> _PASSAGE SHOWN_
# How do I make a simple .prc file to load to a palm pilot?



## computer-aces (Apr 19, 1999)

Here's what I'd like to do... I want to make a college football schedule for one team and be able to put it on a website I run for people to download and load to their palm pilots. It doesn't have to be really complex. Mostly test with maybe one graphic. But, I'd like to have my own icon to put on the palm pilot. Does anyone know how to do this or can point me in a direction to find out?

Thanks,

Cory


----------



## Yankee Rose (Jul 14, 1999)

Here's a link to a tutorial on creating a simple Palm app:

http://www.calliopeinc.com/palmprog2/tutorial/

Another option:

Many handhelds these days come pre-loaded with "Documents to Go", a program that reads Microsoft Word/Excel and Powerpoint files. It also can be purchased to use on most handhelds that use the Palm OS (if it isn't preloaded).

> _RECORDED INFORMATION_

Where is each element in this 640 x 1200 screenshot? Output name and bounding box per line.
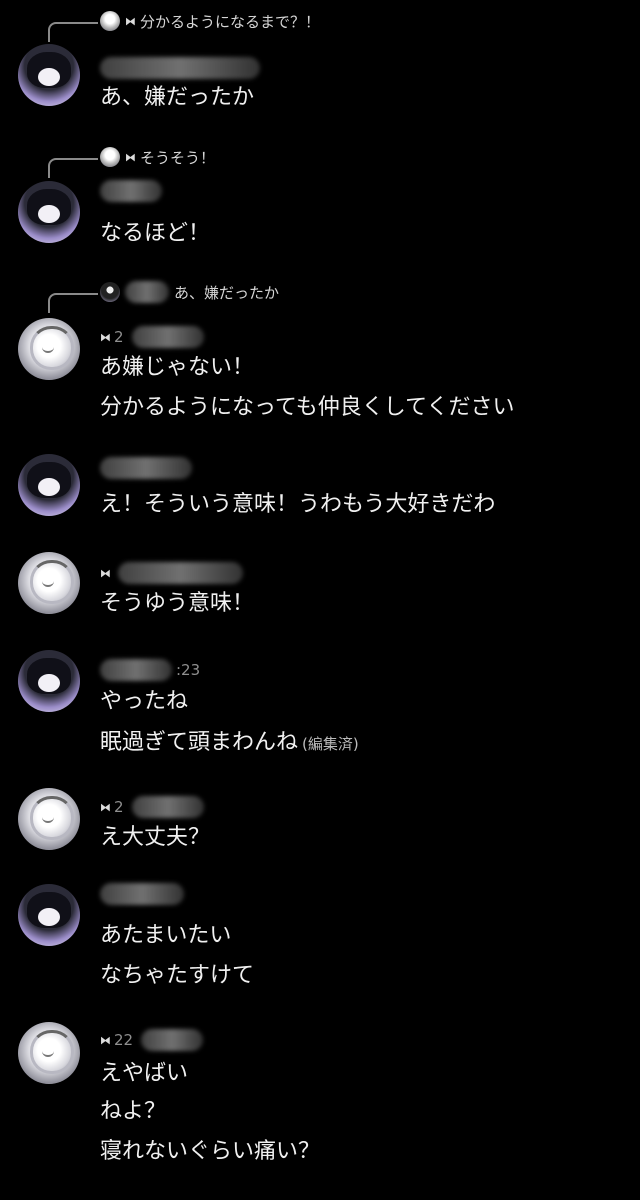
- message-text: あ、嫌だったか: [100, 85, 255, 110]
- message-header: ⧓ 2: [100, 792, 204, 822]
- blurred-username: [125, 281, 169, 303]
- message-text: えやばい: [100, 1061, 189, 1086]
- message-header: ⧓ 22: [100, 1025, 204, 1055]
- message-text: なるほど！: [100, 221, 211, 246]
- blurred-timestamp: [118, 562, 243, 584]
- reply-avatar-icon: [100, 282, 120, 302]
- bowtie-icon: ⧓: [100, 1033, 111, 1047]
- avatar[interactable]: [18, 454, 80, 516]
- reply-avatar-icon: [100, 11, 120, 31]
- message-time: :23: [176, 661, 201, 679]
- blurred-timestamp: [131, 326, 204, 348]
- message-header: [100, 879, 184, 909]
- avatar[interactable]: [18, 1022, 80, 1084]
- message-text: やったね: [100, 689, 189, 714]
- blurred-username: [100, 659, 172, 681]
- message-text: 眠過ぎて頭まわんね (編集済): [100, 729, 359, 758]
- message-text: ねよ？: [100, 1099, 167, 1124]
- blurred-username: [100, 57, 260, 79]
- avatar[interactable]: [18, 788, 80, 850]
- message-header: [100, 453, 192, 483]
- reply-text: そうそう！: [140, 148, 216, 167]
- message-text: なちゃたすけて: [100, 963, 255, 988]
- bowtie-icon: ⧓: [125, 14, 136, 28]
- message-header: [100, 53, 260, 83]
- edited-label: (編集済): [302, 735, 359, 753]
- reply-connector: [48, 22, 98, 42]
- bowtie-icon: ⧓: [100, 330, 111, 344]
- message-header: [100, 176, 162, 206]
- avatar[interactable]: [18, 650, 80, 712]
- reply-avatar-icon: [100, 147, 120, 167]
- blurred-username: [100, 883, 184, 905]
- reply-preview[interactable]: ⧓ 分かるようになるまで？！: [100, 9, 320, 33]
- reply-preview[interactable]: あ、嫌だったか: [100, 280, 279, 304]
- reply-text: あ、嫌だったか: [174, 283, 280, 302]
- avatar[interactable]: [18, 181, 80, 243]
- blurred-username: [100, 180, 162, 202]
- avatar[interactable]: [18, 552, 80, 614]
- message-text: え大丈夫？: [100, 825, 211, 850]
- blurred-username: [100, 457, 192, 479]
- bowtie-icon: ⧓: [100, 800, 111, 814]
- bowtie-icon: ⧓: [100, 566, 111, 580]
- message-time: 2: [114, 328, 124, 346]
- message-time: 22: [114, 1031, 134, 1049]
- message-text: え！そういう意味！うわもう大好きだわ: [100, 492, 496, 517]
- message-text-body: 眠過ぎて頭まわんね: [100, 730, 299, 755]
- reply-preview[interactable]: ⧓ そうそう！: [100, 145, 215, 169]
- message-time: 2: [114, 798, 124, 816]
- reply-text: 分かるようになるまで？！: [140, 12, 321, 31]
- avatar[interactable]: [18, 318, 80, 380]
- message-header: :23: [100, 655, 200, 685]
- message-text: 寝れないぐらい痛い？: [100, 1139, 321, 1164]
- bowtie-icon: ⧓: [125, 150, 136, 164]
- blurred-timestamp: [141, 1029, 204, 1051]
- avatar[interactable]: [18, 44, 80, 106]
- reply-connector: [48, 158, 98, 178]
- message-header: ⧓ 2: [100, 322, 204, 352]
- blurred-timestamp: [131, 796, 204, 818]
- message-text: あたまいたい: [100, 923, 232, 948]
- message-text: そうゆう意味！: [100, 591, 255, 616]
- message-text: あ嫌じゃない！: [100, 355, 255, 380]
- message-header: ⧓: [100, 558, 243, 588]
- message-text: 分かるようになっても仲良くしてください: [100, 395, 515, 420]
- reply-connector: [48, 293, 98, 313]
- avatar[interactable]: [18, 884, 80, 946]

---

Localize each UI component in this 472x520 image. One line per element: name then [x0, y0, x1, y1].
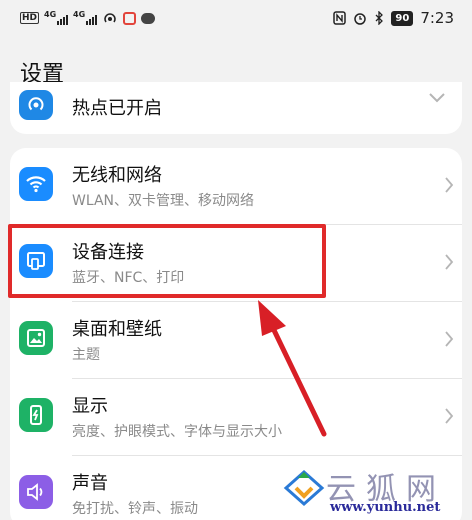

--

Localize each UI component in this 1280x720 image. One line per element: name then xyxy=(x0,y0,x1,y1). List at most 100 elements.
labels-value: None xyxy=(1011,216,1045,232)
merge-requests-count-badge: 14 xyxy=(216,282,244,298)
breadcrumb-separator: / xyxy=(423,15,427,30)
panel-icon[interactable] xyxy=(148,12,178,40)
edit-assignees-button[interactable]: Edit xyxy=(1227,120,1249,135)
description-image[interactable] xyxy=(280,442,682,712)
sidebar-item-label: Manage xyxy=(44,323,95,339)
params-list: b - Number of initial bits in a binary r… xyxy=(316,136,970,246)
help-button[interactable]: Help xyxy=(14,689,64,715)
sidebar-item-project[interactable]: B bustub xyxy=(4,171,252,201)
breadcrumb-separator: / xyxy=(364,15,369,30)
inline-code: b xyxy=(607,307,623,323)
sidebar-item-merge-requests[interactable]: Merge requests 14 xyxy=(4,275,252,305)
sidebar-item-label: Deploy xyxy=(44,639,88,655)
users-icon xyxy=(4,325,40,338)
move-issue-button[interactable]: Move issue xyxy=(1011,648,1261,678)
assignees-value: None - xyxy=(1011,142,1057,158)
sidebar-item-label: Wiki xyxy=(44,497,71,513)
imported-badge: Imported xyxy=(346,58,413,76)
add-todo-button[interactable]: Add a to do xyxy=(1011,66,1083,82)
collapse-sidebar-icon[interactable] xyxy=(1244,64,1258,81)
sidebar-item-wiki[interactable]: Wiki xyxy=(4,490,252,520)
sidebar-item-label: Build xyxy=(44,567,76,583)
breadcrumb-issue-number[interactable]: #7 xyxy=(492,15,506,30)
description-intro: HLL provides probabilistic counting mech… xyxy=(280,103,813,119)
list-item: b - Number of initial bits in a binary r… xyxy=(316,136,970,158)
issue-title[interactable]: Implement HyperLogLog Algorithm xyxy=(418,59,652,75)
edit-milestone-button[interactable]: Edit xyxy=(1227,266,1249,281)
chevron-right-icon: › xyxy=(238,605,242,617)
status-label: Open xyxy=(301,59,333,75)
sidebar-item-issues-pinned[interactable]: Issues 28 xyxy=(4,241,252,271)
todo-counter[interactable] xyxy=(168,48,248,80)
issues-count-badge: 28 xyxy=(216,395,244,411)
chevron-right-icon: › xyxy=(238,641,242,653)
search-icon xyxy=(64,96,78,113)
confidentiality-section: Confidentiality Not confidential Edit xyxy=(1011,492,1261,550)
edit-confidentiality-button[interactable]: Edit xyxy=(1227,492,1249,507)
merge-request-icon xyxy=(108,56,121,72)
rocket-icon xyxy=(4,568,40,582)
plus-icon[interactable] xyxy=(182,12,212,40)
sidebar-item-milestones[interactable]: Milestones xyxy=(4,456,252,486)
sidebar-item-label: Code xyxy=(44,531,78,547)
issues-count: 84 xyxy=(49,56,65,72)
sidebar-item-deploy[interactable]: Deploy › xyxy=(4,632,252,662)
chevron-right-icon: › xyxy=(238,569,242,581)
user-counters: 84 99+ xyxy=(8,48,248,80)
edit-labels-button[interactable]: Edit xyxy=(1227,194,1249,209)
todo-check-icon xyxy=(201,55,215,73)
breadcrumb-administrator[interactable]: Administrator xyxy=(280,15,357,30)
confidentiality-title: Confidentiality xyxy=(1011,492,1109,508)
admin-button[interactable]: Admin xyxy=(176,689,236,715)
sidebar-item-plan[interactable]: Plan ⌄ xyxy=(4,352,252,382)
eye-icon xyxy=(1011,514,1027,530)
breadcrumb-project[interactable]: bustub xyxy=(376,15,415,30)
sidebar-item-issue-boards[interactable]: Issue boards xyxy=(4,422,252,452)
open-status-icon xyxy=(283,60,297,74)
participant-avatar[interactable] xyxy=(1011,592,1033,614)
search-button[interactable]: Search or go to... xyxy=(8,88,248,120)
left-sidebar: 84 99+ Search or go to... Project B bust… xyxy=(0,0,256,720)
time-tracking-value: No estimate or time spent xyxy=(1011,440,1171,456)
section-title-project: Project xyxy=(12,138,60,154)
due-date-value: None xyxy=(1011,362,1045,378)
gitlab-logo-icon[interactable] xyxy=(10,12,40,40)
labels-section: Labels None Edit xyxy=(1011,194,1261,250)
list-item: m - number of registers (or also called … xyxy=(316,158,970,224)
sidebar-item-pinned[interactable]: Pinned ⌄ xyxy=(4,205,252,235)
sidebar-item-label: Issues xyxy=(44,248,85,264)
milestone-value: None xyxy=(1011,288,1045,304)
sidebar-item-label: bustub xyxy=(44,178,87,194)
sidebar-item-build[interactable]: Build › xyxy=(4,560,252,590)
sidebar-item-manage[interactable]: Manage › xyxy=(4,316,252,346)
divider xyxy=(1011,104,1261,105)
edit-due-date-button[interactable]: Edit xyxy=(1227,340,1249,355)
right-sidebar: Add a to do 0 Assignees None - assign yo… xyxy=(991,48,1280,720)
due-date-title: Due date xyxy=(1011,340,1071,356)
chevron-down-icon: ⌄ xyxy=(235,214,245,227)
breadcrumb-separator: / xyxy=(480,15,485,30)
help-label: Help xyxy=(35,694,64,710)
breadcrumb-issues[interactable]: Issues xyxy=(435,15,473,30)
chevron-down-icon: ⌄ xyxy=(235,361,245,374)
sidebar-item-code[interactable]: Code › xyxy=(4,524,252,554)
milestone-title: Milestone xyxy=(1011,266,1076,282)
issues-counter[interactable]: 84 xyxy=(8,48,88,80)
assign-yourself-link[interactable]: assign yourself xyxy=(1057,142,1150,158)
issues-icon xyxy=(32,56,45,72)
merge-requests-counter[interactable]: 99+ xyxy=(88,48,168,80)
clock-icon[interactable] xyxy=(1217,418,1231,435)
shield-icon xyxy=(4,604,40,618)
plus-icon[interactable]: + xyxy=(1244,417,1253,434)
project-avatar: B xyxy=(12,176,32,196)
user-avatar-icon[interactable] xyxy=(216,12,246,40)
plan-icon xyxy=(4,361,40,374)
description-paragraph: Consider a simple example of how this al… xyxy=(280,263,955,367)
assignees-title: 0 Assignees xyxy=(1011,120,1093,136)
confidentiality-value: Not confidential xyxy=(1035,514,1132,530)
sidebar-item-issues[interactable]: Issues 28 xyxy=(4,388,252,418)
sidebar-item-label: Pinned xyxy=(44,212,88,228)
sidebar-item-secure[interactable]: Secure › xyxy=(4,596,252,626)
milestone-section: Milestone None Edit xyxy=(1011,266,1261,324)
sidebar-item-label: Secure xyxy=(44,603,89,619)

> _OBJECTIVE A_
In the Palm Pilot thread, take the part that opens with the words "## Yankee Rose" and closes with "it isn't preloaded).", and write it out again with "handhelds" replaced by "PDAs".
> _OBJECTIVE B_
Extend the forum thread about making a Palm Pilot file, picking up after its last sentence.

> _OUTPUT A_
## Yankee Rose (Jul 14, 1999)

Here's a link to a tutorial on creating a simple Palm app:

http://www.calliopeinc.com/palmprog2/tutorial/

Another option:

Many PDAs these days come pre-loaded with "Documents to Go", a program that reads Microsoft Word/Excel and Powerpoint files. It also can be purchased to use on most PDAs that use the Palm OS (if it isn't preloaded).

> _OUTPUT B_
Here's a link to Documents to Go.

Hope that helps!


----------



## computer-aces (Apr 19, 1999)

That's a really nice tutorial, but I think it's more than I really need.

Is there anything a little easier to do?

Thanks,

Cory


----------



## computer-aces (Apr 19, 1999)

Here's a small little program I found that does what I need it to...

http://www.pdatoolbox.com/

They have a trial version and it's only $25 if you decide to buy it.

Thanks for the help!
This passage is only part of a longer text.